Requirement: Type the records out again in full, exactly.

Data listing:
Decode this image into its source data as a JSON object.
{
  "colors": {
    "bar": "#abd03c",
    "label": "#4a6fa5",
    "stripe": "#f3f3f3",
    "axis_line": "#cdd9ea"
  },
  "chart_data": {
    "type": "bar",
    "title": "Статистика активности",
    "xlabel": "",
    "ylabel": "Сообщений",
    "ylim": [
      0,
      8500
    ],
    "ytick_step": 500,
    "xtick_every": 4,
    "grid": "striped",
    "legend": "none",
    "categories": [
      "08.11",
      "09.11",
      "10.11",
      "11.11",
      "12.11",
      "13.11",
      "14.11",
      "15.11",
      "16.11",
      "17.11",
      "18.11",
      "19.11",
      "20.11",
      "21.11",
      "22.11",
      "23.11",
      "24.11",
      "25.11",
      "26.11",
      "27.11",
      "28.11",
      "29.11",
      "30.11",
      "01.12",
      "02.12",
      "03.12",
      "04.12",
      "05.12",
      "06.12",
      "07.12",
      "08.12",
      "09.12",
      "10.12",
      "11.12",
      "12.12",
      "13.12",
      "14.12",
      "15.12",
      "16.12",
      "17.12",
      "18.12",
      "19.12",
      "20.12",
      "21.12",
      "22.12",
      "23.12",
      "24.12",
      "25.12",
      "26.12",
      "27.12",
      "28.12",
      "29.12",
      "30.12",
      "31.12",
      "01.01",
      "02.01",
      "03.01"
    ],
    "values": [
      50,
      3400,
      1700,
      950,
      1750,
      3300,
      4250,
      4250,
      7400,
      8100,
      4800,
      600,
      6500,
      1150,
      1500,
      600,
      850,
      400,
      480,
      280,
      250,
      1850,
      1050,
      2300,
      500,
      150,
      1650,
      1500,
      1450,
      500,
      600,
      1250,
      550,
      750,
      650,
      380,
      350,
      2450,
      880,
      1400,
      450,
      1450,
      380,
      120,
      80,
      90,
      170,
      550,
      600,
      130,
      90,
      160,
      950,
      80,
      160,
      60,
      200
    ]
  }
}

Full output:
Decode this image into its source data as a JSON object.
{
  "colors": {
    "bar": "#abd03c",
    "label": "#4a6fa5",
    "stripe": "#f3f3f3",
    "axis_line": "#cdd9ea"
  },
  "chart_data": {
    "type": "bar",
    "title": "Статистика активности",
    "xlabel": "",
    "ylabel": "Сообщений",
    "ylim": [
      0,
      8500
    ],
    "ytick_step": 500,
    "xtick_every": 4,
    "grid": "striped",
    "legend": "none",
    "categories": [
      "08.11",
      "09.11",
      "10.11",
      "11.11",
      "12.11",
      "13.11",
      "14.11",
      "15.11",
      "16.11",
      "17.11",
      "18.11",
      "19.11",
      "20.11",
      "21.11",
      "22.11",
      "23.11",
      "24.11",
      "25.11",
      "26.11",
      "27.11",
      "28.11",
      "29.11",
      "30.11",
      "01.12",
      "02.12",
      "03.12",
      "04.12",
      "05.12",
      "06.12",
      "07.12",
      "08.12",
      "09.12",
      "10.12",
      "11.12",
      "12.12",
      "13.12",
      "14.12",
      "15.12",
      "16.12",
      "17.12",
      "18.12",
      "19.12",
      "20.12",
      "21.12",
      "22.12",
      "23.12",
      "24.12",
      "25.12",
      "26.12",
      "27.12",
      "28.12",
      "29.12",
      "30.12",
      "31.12",
      "01.01",
      "02.01",
      "03.01"
    ],
    "values": [
      50,
      3400,
      1700,
      950,
      1750,
      3300,
      4250,
      4250,
      7400,
      8100,
      4800,
      600,
      6500,
      1150,
      1500,
      600,
      850,
      400,
      480,
      280,
      250,
      1850,
      1050,
      2300,
      500,
      150,
      1650,
      1500,
      1450,
      500,
      600,
      1250,
      550,
      750,
      650,
      380,
      350,
      2450,
      880,
      1400,
      450,
      1450,
      380,
      120,
      80,
      90,
      170,
      550,
      600,
      130,
      90,
      160,
      950,
      80,
      160,
      60,
      200
    ]
  }
}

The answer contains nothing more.